**Given data:**
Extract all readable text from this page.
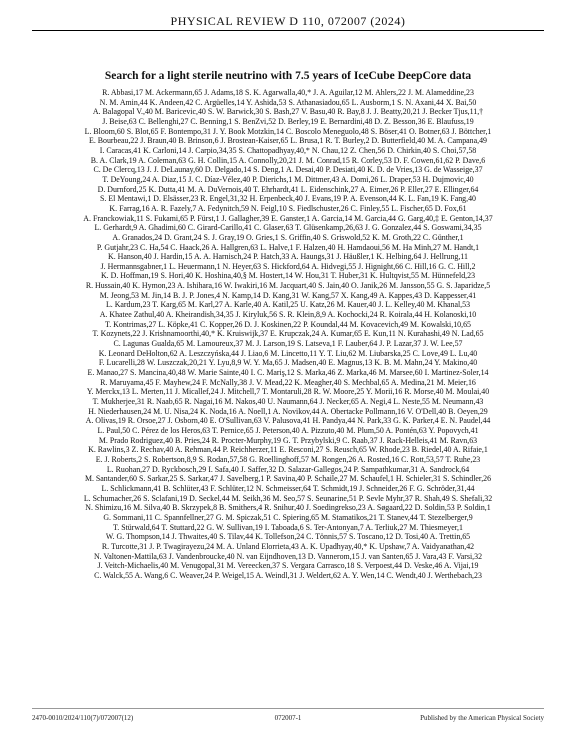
PHYSICAL REVIEW D 110, 072007 (2024)
Search for a light sterile neutrino with 7.5 years of IceCube DeepCore data
R. Abbasi,17 M. Ackermann,65 J. Adams,18 S. K. Agarwalla,40,* J. A. Aguilar,12 M. Ahlers,22 J. M. Alameddine,23
N. M. Amin,44 K. Andeen,42 C. Argüelles,14 Y. Ashida,53 S. Athanasiadou,65 L. Ausborm,1 S. N. Axani,44 X. Bai,50
A. Balagopal V.,40 M. Baricevic,40 S. W. Barwick,30 S. Bash,27 V. Basu,40 R. Bay,8 J. J. Beatty,20,21 J. Becker Tjus,11,†
J. Beise,63 C. Bellenghi,27 C. Benning,1 S. BenZvi,52 D. Berley,19 E. Bernardini,48 D. Z. Besson,36 E. Blaufuss,19
L. Bloom,60 S. Blot,65 F. Bontempo,31 J. Y. Book Motzkin,14 C. Boscolo Meneguolo,48 S. Böser,41 O. Botner,63 J. Böttcher,1
E. Bourbeau,22 J. Braun,40 B. Brinson,6 J. Brostean-Kaiser,65 L. Brusa,1 R. T. Burley,2 D. Butterfield,40 M. A. Campana,49
I. Caracas,41 K. Carloni,14 J. Carpio,34,35 S. Chattopadhyay,40,* N. Chau,12 Z. Chen,56 D. Chirkin,40 S. Choi,57,58
B. A. Clark,19 A. Coleman,63 G. H. Collin,15 A. Connolly,20,21 J. M. Conrad,15 R. Corley,53 D. F. Cowen,61,62 P. Dave,6
C. De Clercq,13 J. J. DeLaunay,60 D. Delgado,14 S. Deng,1 A. Desai,40 P. Desiati,40 K. D. de Vries,13 G. de Wasseige,37
T. DeYoung,24 A. Diaz,15 J. C. Díaz-Vélez,40 P. Dierichs,1 M. Dittmer,43 A. Domi,26 L. Draper,53 H. Dujmovic,40
D. Durnford,25 K. Dutta,41 M. A. DuVernois,40 T. Ehrhardt,41 L. Eidenschink,27 A. Eimer,26 P. Eller,27 E. Ellinger,64
S. El Mentawi,1 D. Elsässer,23 R. Engel,31,32 H. Erpenbeck,40 J. Evans,19 P. A. Evenson,44 K. L. Fan,19 K. Fang,40
K. Farrag,16 A. R. Fazely,7 A. Fedynitch,59 N. Feigl,10 S. Fiedlschuster,26 C. Finley,55 L. Fischer,65 D. Fox,61
A. Franckowiak,11 S. Fukami,65 P. Fürst,1 J. Gallagher,39 E. Ganster,1 A. Garcia,14 M. Garcia,44 G. Garg,40,‡ E. Genton,14,37
L. Gerhardt,9 A. Ghadimi,60 C. Girard-Carillo,41 C. Glaser,63 T. Glüsenkamp,26,63 J. G. Gonzalez,44 S. Goswami,34,35
A. Granados,24 D. Grant,24 S. J. Gray,19 O. Gries,1 S. Griffin,40 S. Griswold,52 K. M. Groth,22 C. Günther,1
P. Gutjahr,23 C. Ha,54 C. Haack,26 A. Hallgren,63 L. Halve,1 F. Halzen,40 H. Hamdaoui,56 M. Ha Minh,27 M. Handt,1
K. Hanson,40 J. Hardin,15 A. A. Harnisch,24 P. Hatch,33 A. Haungs,31 J. Häußler,1 K. Helbing,64 J. Hellrung,11
J. Hermannsgabner,1 L. Heuermann,1 N. Heyer,63 S. Hickford,64 A. Hidvegi,55 J. Hignight,66 C. Hill,16 G. C. Hill,2
K. D. Hoffman,19 S. Hori,40 K. Hoshina,40,§ M. Hostert,14 W. Hou,31 T. Huber,31 K. Hultqvist,55 M. Hünnefeld,23
R. Hussain,40 K. Hymon,23 A. Ishihara,16 W. Iwakiri,16 M. Jacquart,40 S. Jain,40 O. Janik,26 M. Jansson,55 G. S. Japaridze,5
M. Jeong,53 M. Jin,14 B. J. P. Jones,4 N. Kamp,14 D. Kang,31 W. Kang,57 X. Kang,49 A. Kappes,43 D. Kappesser,41
L. Kardum,23 T. Karg,65 M. Karl,27 A. Karle,40 A. Katil,25 U. Katz,26 M. Kauer,40 J. L. Kelley,40 M. Khanal,53
A. Khatee Zathul,40 A. Kheirandish,34,35 J. Kiryluk,56 S. R. Klein,8,9 A. Kochocki,24 R. Koirala,44 H. Kolanoski,10
T. Kontrimas,27 L. Köpke,41 C. Kopper,26 D. J. Koskinen,22 P. Koundal,44 M. Kovacevich,49 M. Kowalski,10,65
T. Kozynets,22 J. Krishnamoorthi,40,* K. Kruiswijk,37 E. Krupczak,24 A. Kumar,65 E. Kun,11 N. Kurahashi,49 N. Lad,65
C. Lagunas Gualda,65 M. Lamoureux,37 M. J. Larson,19 S. Latseva,1 F. Lauber,64 J. P. Lazar,37 J. W. Lee,57
K. Leonard DeHolton,62 A. Leszczyńska,44 J. Liao,6 M. Lincetto,11 Y. T. Liu,62 M. Liubarska,25 C. Love,49 L. Lu,40
F. Lucarelli,28 W. Luszczak,20,21 Y. Lyu,8,9 W. Y. Ma,65 J. Madsen,40 E. Magnus,13 K. B. M. Mahn,24 Y. Makino,40
E. Manao,27 S. Mancina,40,48 W. Marie Sainte,40 I. C. Mariş,12 S. Marka,46 Z. Marka,46 M. Marsee,60 I. Martinez-Soler,14
R. Maruyama,45 F. Mayhew,24 F. McNally,38 J. V. Mead,22 K. Meagher,40 S. Mechbal,65 A. Medina,21 M. Meier,16
Y. Merckx,13 L. Merten,11 J. Micallef,24 J. Mitchell,7 T. Montaruli,28 R. W. Moore,25 Y. Morii,16 R. Morse,40 M. Moulai,40
T. Mukherjee,31 R. Naab,65 R. Nagai,16 M. Nakos,40 U. Naumann,64 J. Necker,65 A. Negi,4 L. Neste,55 M. Neumann,43
H. Niederhausen,24 M. U. Nisa,24 K. Noda,16 A. Noell,1 A. Novikov,44 A. Obertacke Pollmann,16 V. O'Dell,40 B. Oeyen,29
A. Olivas,19 R. Orsoe,27 J. Osborn,40 E. O'Sullivan,63 V. Palusova,41 H. Pandya,44 N. Park,33 G. K. Parker,4 E. N. Paudel,44
L. Paul,50 C. Pérez de los Heros,63 T. Pernice,65 J. Peterson,40 A. Pizzuto,40 M. Plum,50 A. Pontén,63 Y. Popovych,41
M. Prado Rodriguez,40 B. Pries,24 R. Procter-Murphy,19 G. T. Przybylski,9 C. Raab,37 J. Rack-Helleis,41 M. Ravn,63
K. Rawlins,3 Z. Rechav,40 A. Rehman,44 P. Reichherzer,11 E. Resconi,27 S. Reusch,65 W. Rhode,23 B. Riedel,40 A. Rifaie,1
E. J. Roberts,2 S. Robertson,8,9 S. Rodan,57,58 G. Roellinghoff,57 M. Rongen,26 A. Rosted,16 C. Rott,53,57 T. Ruhe,23
L. Ruohan,27 D. Ryckbosch,29 I. Safa,40 J. Saffer,32 D. Salazar-Gallegos,24 P. Sampathkumar,31 A. Sandrock,64
M. Santander,60 S. Sarkar,25 S. Sarkar,47 J. Savelberg,1 P. Savina,40 P. Schaile,27 M. Schaufel,1 H. Schieler,31 S. Schindler,26
L. Schlickmann,41 B. Schlüter,43 F. Schlüter,12 N. Schmeisser,64 T. Schmidt,19 J. Schneider,26 F. G. Schröder,31,44
L. Schumacher,26 S. Sclafani,19 D. Seckel,44 M. Seikh,36 M. Seo,57 S. Seunarine,51 P. Sevle Myhr,37 R. Shah,49 S. Shefali,32
N. Shimizu,16 M. Silva,40 B. Skrzypek,8 B. Smithers,4 R. Snihur,40 J. Soedingrekso,23 A. Søgaard,22 D. Soldin,53 P. Soldin,1
G. Sommani,11 C. Spannfellner,27 G. M. Spiczak,51 C. Spiering,65 M. Stamatikos,21 T. Stanev,44 T. Stezelberger,9
T. Stürwald,64 T. Stuttard,22 G. W. Sullivan,19 I. Taboada,6 S. Ter-Antonyan,7 A. Terliuk,27 M. Thiesmeyer,1
W. G. Thompson,14 J. Thwaites,40 S. Tilav,44 K. Tollefson,24 C. Tönnis,57 S. Toscano,12 D. Tosi,40 A. Trettin,65
R. Turcotte,31 J. P. Twagirayezu,24 M. A. Unland Elorrieta,43 A. K. Upadhyay,40,* K. Upshaw,7 A. Vaidyanathan,42
N. Valtonen-Mattila,63 J. Vandenbroucke,40 N. van Eijndhoven,13 D. Vannerom,15 J. van Santen,65 J. Vara,43 F. Varsi,32
J. Veitch-Michaelis,40 M. Venugopal,31 M. Vereecken,37 S. Vergara Carrasco,18 S. Verpoest,44 D. Veske,46 A. Vijai,19
C. Walck,55 A. Wang,6 C. Weaver,24 P. Weigel,15 A. Weindl,31 J. Weldert,62 A. Y. Wen,14 C. Wendt,40 J. Werthebach,23
2470-0010/2024/110(7)/072007(12)	072007-1	Published by the American Physical Society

**Goal:** From the listing above, pick out each line where the word "Sullivan" appears.

**The completed task:**
A. Olivas,19 R. Orsoe,27 J. Osborn,40 E. O'Sullivan,63 V. Palusova,41 H. Pandya,44 N. Park,33 G. K. Parker,4 E. N. Paudel,44
T. Stürwald,64 T. Stuttard,22 G. W. Sullivan,19 I. Taboada,6 S. Ter-Antonyan,7 A. Terliuk,27 M. Thiesmeyer,1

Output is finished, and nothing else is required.